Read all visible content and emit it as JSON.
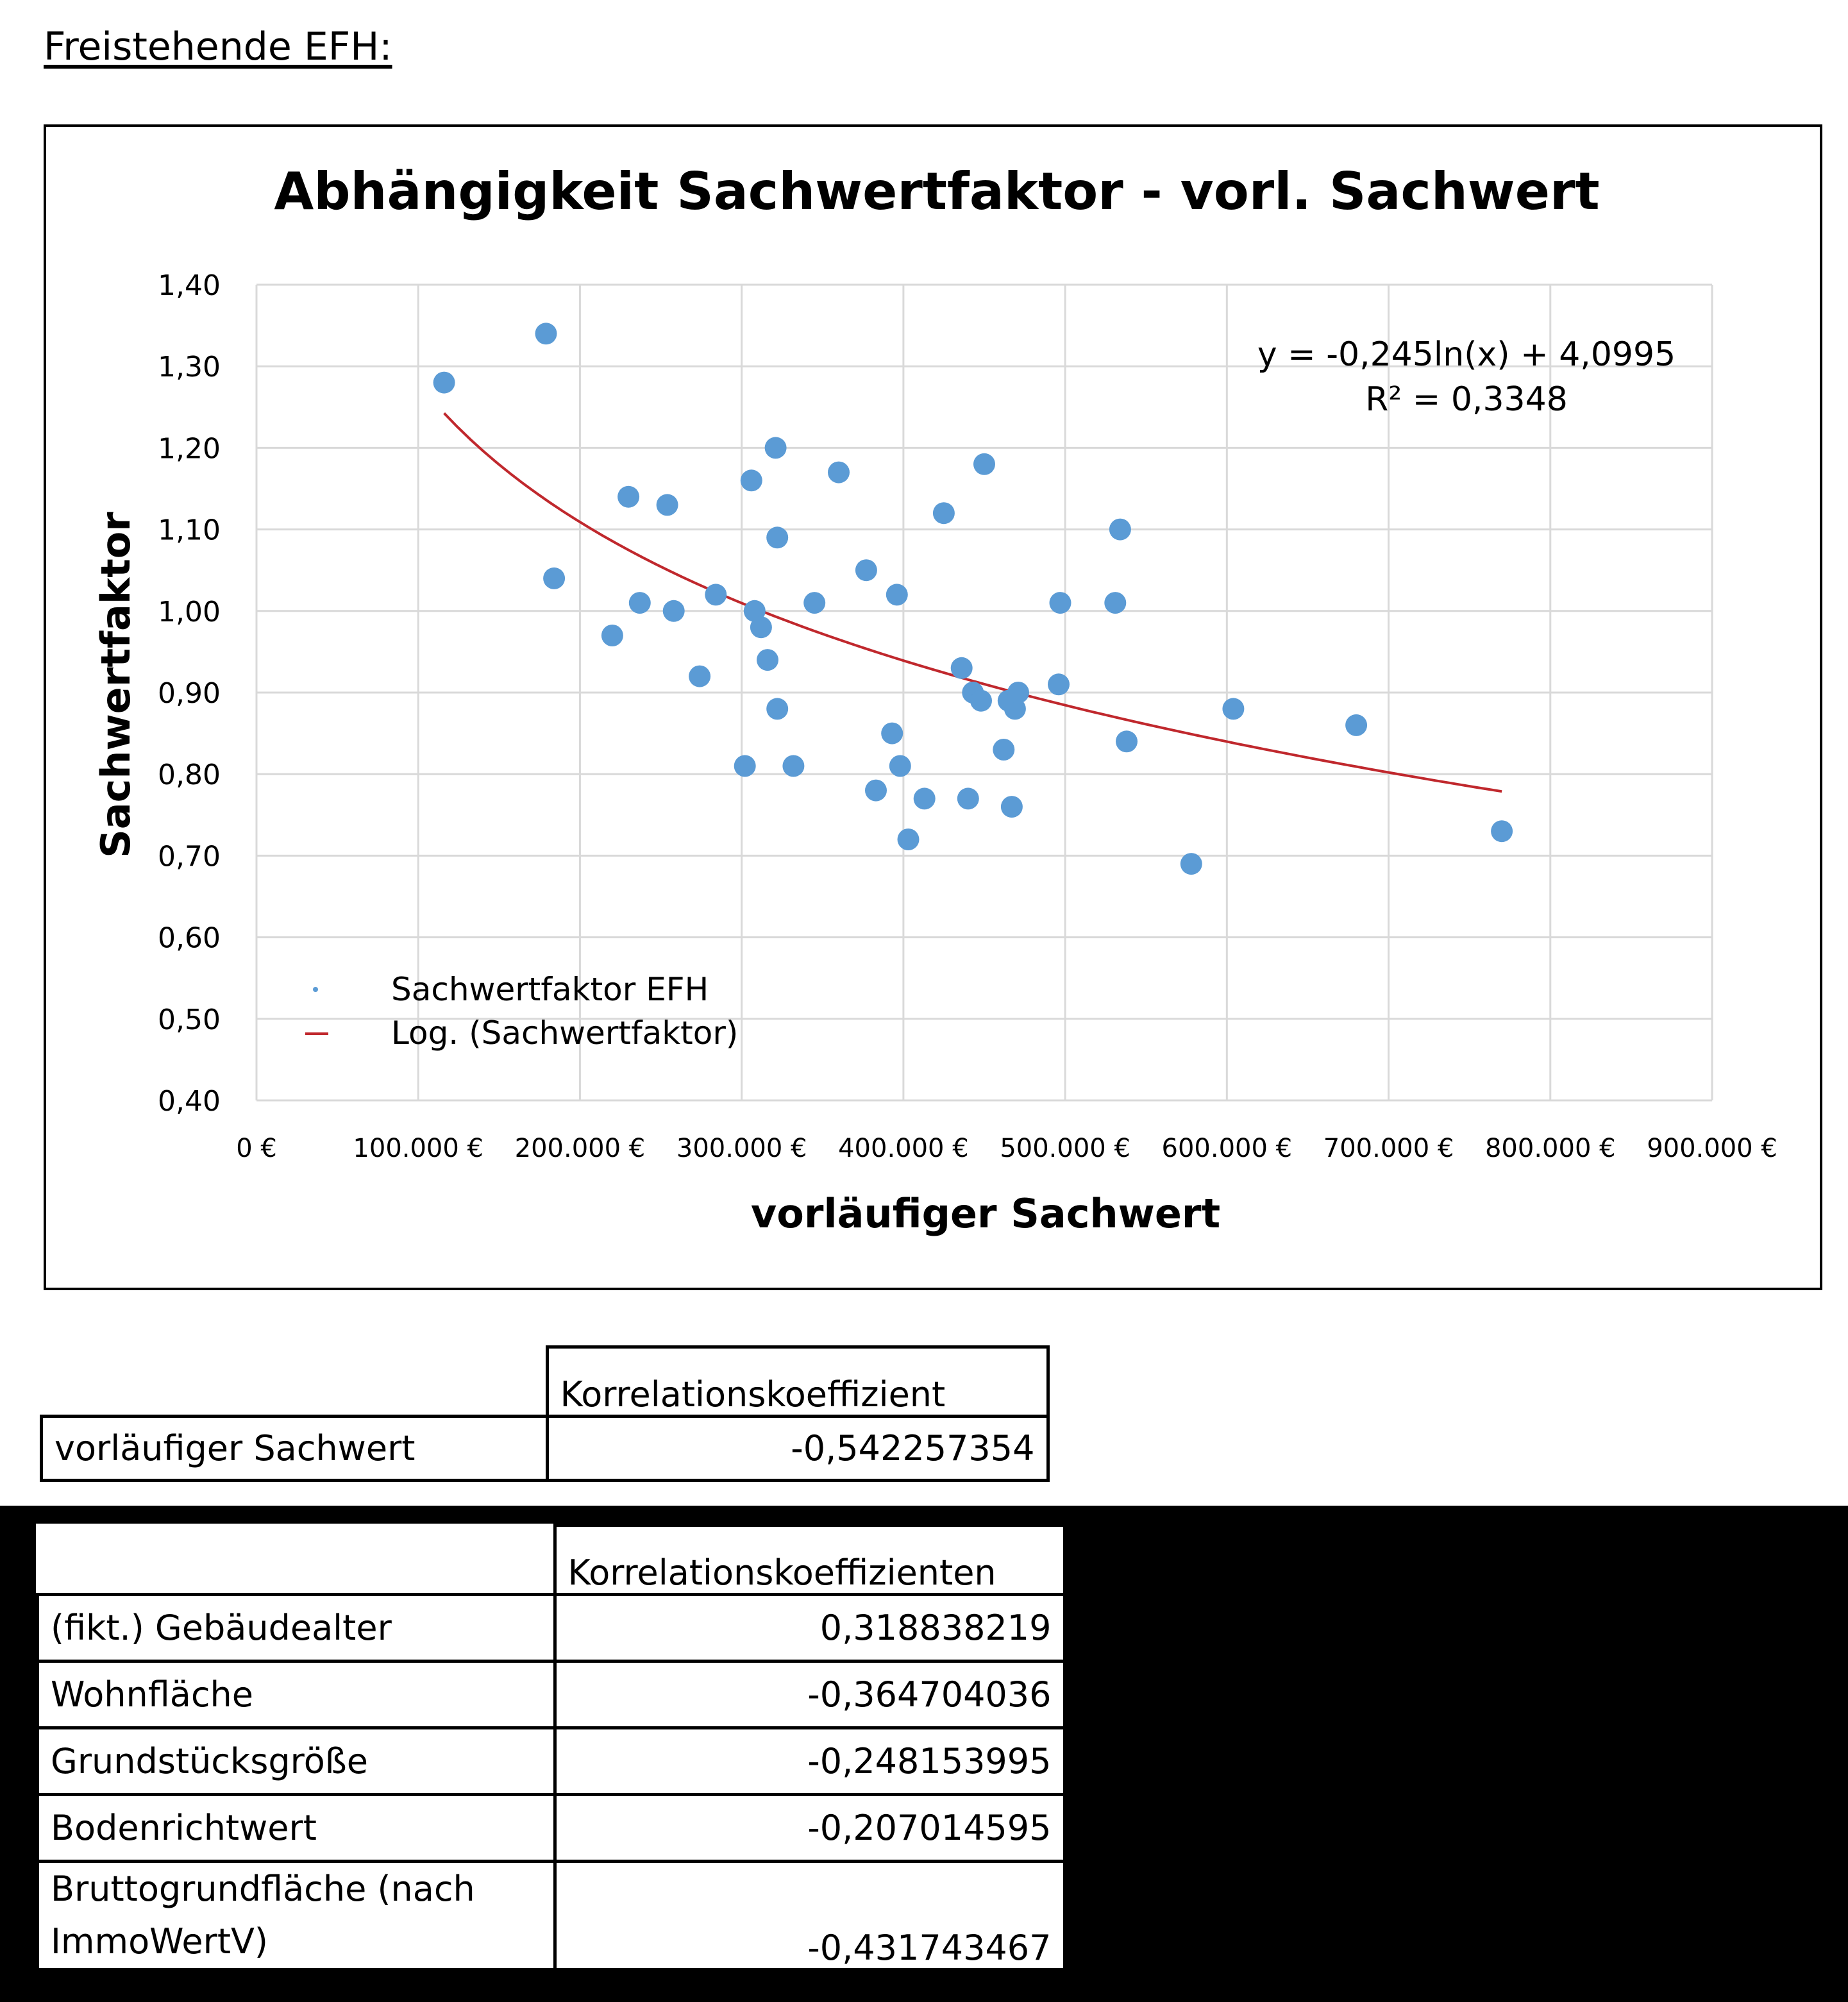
{
  "heading": "Freistehende EFH:",
  "chart_data": {
    "type": "scatter",
    "title": "Abhängigkeit Sachwertfaktor - vorl. Sachwert",
    "xlabel": "vorläufiger Sachwert",
    "ylabel": "Sachwertfaktor",
    "xlim": [
      0,
      900000
    ],
    "ylim": [
      0.4,
      1.4
    ],
    "x_ticks": [
      "0 €",
      "100.000 €",
      "200.000 €",
      "300.000 €",
      "400.000 €",
      "500.000 €",
      "600.000 €",
      "700.000 €",
      "800.000 €",
      "900.000 €"
    ],
    "y_ticks": [
      "0,40",
      "0,50",
      "0,60",
      "0,70",
      "0,80",
      "0,90",
      "1,00",
      "1,10",
      "1,20",
      "1,30",
      "1,40"
    ],
    "grid": true,
    "legend_position": "bottom-left",
    "series": [
      {
        "name": "Sachwertfaktor EFH",
        "color": "#5b9bd5",
        "points": [
          [
            116000,
            1.28
          ],
          [
            179000,
            1.34
          ],
          [
            184000,
            1.04
          ],
          [
            220000,
            0.97
          ],
          [
            230000,
            1.14
          ],
          [
            237000,
            1.01
          ],
          [
            254000,
            1.13
          ],
          [
            258000,
            1.0
          ],
          [
            274000,
            0.92
          ],
          [
            284000,
            1.02
          ],
          [
            302000,
            0.81
          ],
          [
            306000,
            1.16
          ],
          [
            308000,
            1.0
          ],
          [
            312000,
            0.98
          ],
          [
            316000,
            0.94
          ],
          [
            321000,
            1.2
          ],
          [
            322000,
            1.09
          ],
          [
            322000,
            0.88
          ],
          [
            332000,
            0.81
          ],
          [
            345000,
            1.01
          ],
          [
            360000,
            1.17
          ],
          [
            377000,
            1.05
          ],
          [
            383000,
            0.78
          ],
          [
            393000,
            0.85
          ],
          [
            396000,
            1.02
          ],
          [
            398000,
            0.81
          ],
          [
            403000,
            0.72
          ],
          [
            413000,
            0.77
          ],
          [
            425000,
            1.12
          ],
          [
            436000,
            0.93
          ],
          [
            440000,
            0.77
          ],
          [
            443000,
            0.9
          ],
          [
            448000,
            0.89
          ],
          [
            450000,
            1.18
          ],
          [
            462000,
            0.83
          ],
          [
            465000,
            0.89
          ],
          [
            467000,
            0.76
          ],
          [
            469000,
            0.88
          ],
          [
            471000,
            0.9
          ],
          [
            496000,
            0.91
          ],
          [
            497000,
            1.01
          ],
          [
            531000,
            1.01
          ],
          [
            534000,
            1.1
          ],
          [
            538000,
            0.84
          ],
          [
            578000,
            0.69
          ],
          [
            604000,
            0.88
          ],
          [
            680000,
            0.86
          ],
          [
            770000,
            0.73
          ]
        ]
      },
      {
        "name": "Log. (Sachwertfaktor)",
        "color": "#c0282d",
        "fit": "log",
        "a": -0.245,
        "b": 4.0995,
        "x_range": [
          116000,
          770000
        ]
      }
    ],
    "annotation": {
      "equation": "y = -0,245ln(x) + 4,0995",
      "r2": "R² = 0,3348"
    }
  },
  "table1": {
    "header": "Korrelationskoeffizient",
    "rows": [
      {
        "label": "vorläufiger Sachwert",
        "value": "-0,542257354"
      }
    ]
  },
  "table2": {
    "header": "Korrelationskoeffizienten",
    "rows": [
      {
        "label": "(fikt.) Gebäudealter",
        "value": "0,318838219"
      },
      {
        "label": "Wohnfläche",
        "value": "-0,364704036"
      },
      {
        "label": "Grundstücksgröße",
        "value": "-0,248153995"
      },
      {
        "label": "Bodenrichtwert",
        "value": "-0,207014595"
      },
      {
        "label": "Bruttogrundfläche (nach ImmoWertV)",
        "value": "-0,431743467"
      }
    ]
  }
}
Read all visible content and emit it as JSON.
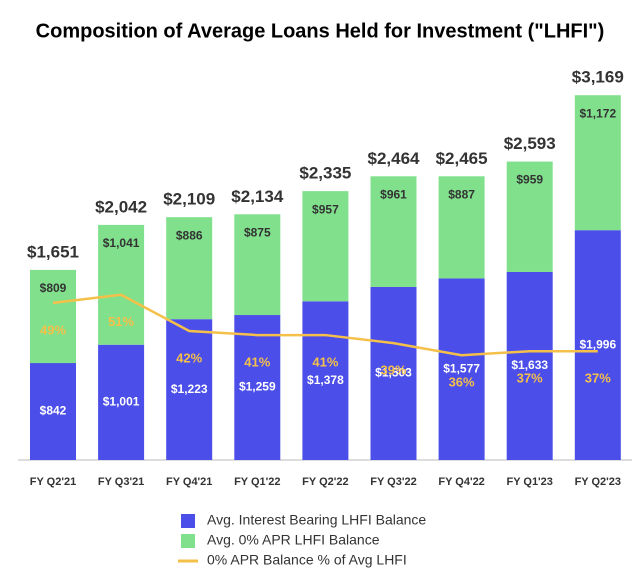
{
  "chart_data": {
    "type": "bar",
    "stacked": true,
    "title": "Composition of Average Loans Held for Investment (\"LHFI\")",
    "categories": [
      "FY Q2'21",
      "FY Q3'21",
      "FY Q4'21",
      "FY Q1'22",
      "FY Q2'22",
      "FY Q3'22",
      "FY Q4'22",
      "FY Q1'23",
      "FY Q2'23"
    ],
    "series": [
      {
        "name": "Avg. Interest Bearing LHFI Balance",
        "color": "#4b4ee8",
        "values": [
          842,
          1001,
          1223,
          1259,
          1378,
          1503,
          1577,
          1633,
          1996
        ],
        "value_labels": [
          "$842",
          "$1,001",
          "$1,223",
          "$1,259",
          "$1,378",
          "$1,503",
          "$1,577",
          "$1,633",
          "$1,996"
        ]
      },
      {
        "name": "Avg. 0% APR LHFI Balance",
        "color": "#80e08c",
        "values": [
          809,
          1041,
          886,
          875,
          957,
          961,
          887,
          959,
          1172
        ],
        "value_labels": [
          "$809",
          "$1,041",
          "$886",
          "$875",
          "$957",
          "$961",
          "$887",
          "$959",
          "$1,172"
        ]
      },
      {
        "name": "0% APR Balance % of Avg LHFI",
        "color": "#f5c04a",
        "type": "line",
        "axis": "y2",
        "values": [
          49,
          51,
          42,
          41,
          41,
          39,
          36,
          37,
          37
        ],
        "value_labels": [
          "49%",
          "51%",
          "42%",
          "41%",
          "41%",
          "39%",
          "36%",
          "37%",
          "37%"
        ]
      }
    ],
    "totals": {
      "values": [
        1651,
        2042,
        2109,
        2134,
        2335,
        2464,
        2465,
        2593,
        3169
      ],
      "value_labels": [
        "$1,651",
        "$2,042",
        "$2,109",
        "$2,134",
        "$2,335",
        "$2,464",
        "$2,465",
        "$2,593",
        "$3,169"
      ]
    },
    "ylim": [
      0,
      3500
    ],
    "y2lim": [
      10,
      110
    ],
    "grid": false,
    "legend": "bottom"
  }
}
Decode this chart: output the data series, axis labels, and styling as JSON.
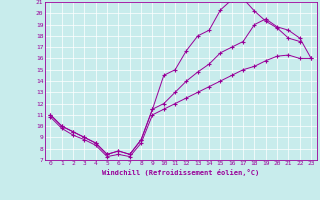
{
  "xlabel": "Windchill (Refroidissement éolien,°C)",
  "bg_color": "#c8ecec",
  "line_color": "#990099",
  "grid_color": "#ffffff",
  "xlim": [
    -0.5,
    23.5
  ],
  "ylim": [
    7,
    21
  ],
  "xticks": [
    0,
    1,
    2,
    3,
    4,
    5,
    6,
    7,
    8,
    9,
    10,
    11,
    12,
    13,
    14,
    15,
    16,
    17,
    18,
    19,
    20,
    21,
    22,
    23
  ],
  "yticks": [
    7,
    8,
    9,
    10,
    11,
    12,
    13,
    14,
    15,
    16,
    17,
    18,
    19,
    20,
    21
  ],
  "line_zigzag_x": [
    0,
    1,
    2,
    3,
    4,
    5,
    6,
    7,
    8,
    9,
    10,
    11,
    12,
    13,
    14,
    15,
    16,
    17,
    18,
    19,
    20,
    21,
    22
  ],
  "line_zigzag_y": [
    11,
    10,
    9.5,
    9,
    8.5,
    7.5,
    7.8,
    7.5,
    8.8,
    11.5,
    14.5,
    15,
    16.7,
    18,
    18.5,
    20.3,
    21.2,
    21.3,
    20.2,
    19.3,
    18.7,
    17.8,
    17.5
  ],
  "line_upper_x": [
    0,
    1,
    2,
    3,
    4,
    5,
    6,
    7,
    8,
    9,
    10,
    11,
    12,
    13,
    14,
    15,
    16,
    17,
    18,
    19,
    20,
    21,
    22,
    23
  ],
  "line_upper_y": [
    11,
    10,
    9.5,
    9,
    8.5,
    7.5,
    7.8,
    7.5,
    8.8,
    11.5,
    12,
    13,
    14,
    14.8,
    15.5,
    16.5,
    17,
    17.5,
    19,
    19.5,
    18.8,
    18.5,
    17.8,
    16.0
  ],
  "line_lower_x": [
    0,
    1,
    2,
    3,
    4,
    5,
    6,
    7,
    8,
    9,
    10,
    11,
    12,
    13,
    14,
    15,
    16,
    17,
    18,
    19,
    20,
    21,
    22,
    23
  ],
  "line_lower_y": [
    10.8,
    9.8,
    9.2,
    8.8,
    8.3,
    7.3,
    7.5,
    7.3,
    8.5,
    11,
    11.5,
    12,
    12.5,
    13,
    13.5,
    14,
    14.5,
    15,
    15.3,
    15.8,
    16.2,
    16.3,
    16.0,
    16.0
  ]
}
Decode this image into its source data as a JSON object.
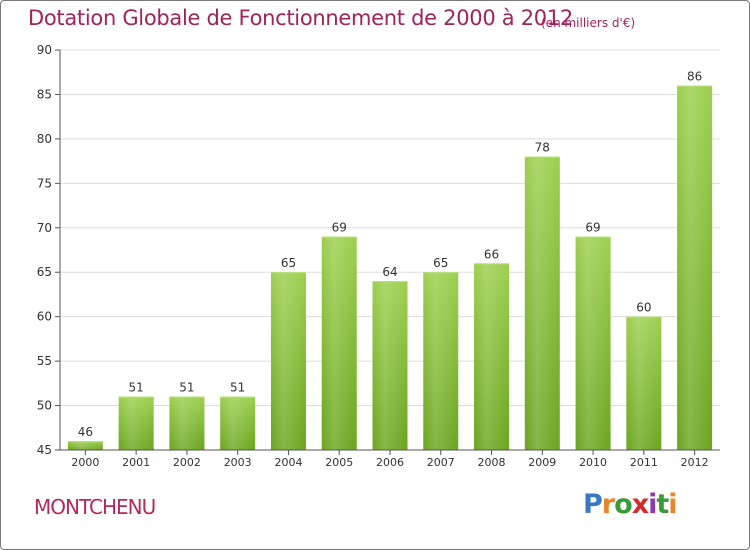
{
  "title": "Dotation Globale de Fonctionnement de 2000 à 2012",
  "subtitle": "(en milliers d'€)",
  "commune": "MONTCHENU",
  "logo": {
    "text": "Proxiti",
    "letter_colors": [
      "#3a78c3",
      "#e8862c",
      "#3a9a3a",
      "#d62a2a",
      "#8a3bb0",
      "#3a9a3a",
      "#e8862c"
    ]
  },
  "colors": {
    "bar_top": "#9ccf4e",
    "bar_bottom": "#6aa51f",
    "title": "#a0235a",
    "grid": "#dddddd",
    "axis": "#555555"
  },
  "chart_data": {
    "type": "bar",
    "title": "Dotation Globale de Fonctionnement de 2000 à 2012",
    "subtitle": "(en milliers d'€)",
    "categories": [
      "2000",
      "2001",
      "2002",
      "2003",
      "2004",
      "2005",
      "2006",
      "2007",
      "2008",
      "2009",
      "2010",
      "2011",
      "2012"
    ],
    "values": [
      46,
      51,
      51,
      51,
      65,
      69,
      64,
      65,
      66,
      78,
      69,
      60,
      86
    ],
    "ylim": [
      45,
      90
    ],
    "yticks": [
      45,
      50,
      55,
      60,
      65,
      70,
      75,
      80,
      85,
      90
    ],
    "grid": true,
    "data_labels": true,
    "xlabel": "",
    "ylabel": ""
  }
}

============

#### Work to be completed
Please write out the material from the line containing "Decode this image" to its final line, both inclusive, exactly as it appears; pictures are not part of the copy.

#### The reply
Decode this image into its source data as a JSON object.
{
  "title": "Dotation Globale de Fonctionnement de 2000 à 2012",
  "subtitle": "(en milliers d'€)",
  "commune": "MONTCHENU",
  "logo": {
    "text": "Proxiti",
    "letter_colors": [
      "#3a78c3",
      "#e8862c",
      "#3a9a3a",
      "#d62a2a",
      "#8a3bb0",
      "#3a9a3a",
      "#e8862c"
    ]
  },
  "colors": {
    "bar_top": "#9ccf4e",
    "bar_bottom": "#6aa51f",
    "title": "#a0235a",
    "grid": "#dddddd",
    "axis": "#555555"
  },
  "chart_data": {
    "type": "bar",
    "title": "Dotation Globale de Fonctionnement de 2000 à 2012",
    "subtitle": "(en milliers d'€)",
    "categories": [
      "2000",
      "2001",
      "2002",
      "2003",
      "2004",
      "2005",
      "2006",
      "2007",
      "2008",
      "2009",
      "2010",
      "2011",
      "2012"
    ],
    "values": [
      46,
      51,
      51,
      51,
      65,
      69,
      64,
      65,
      66,
      78,
      69,
      60,
      86
    ],
    "ylim": [
      45,
      90
    ],
    "yticks": [
      45,
      50,
      55,
      60,
      65,
      70,
      75,
      80,
      85,
      90
    ],
    "grid": true,
    "data_labels": true,
    "xlabel": "",
    "ylabel": ""
  }
}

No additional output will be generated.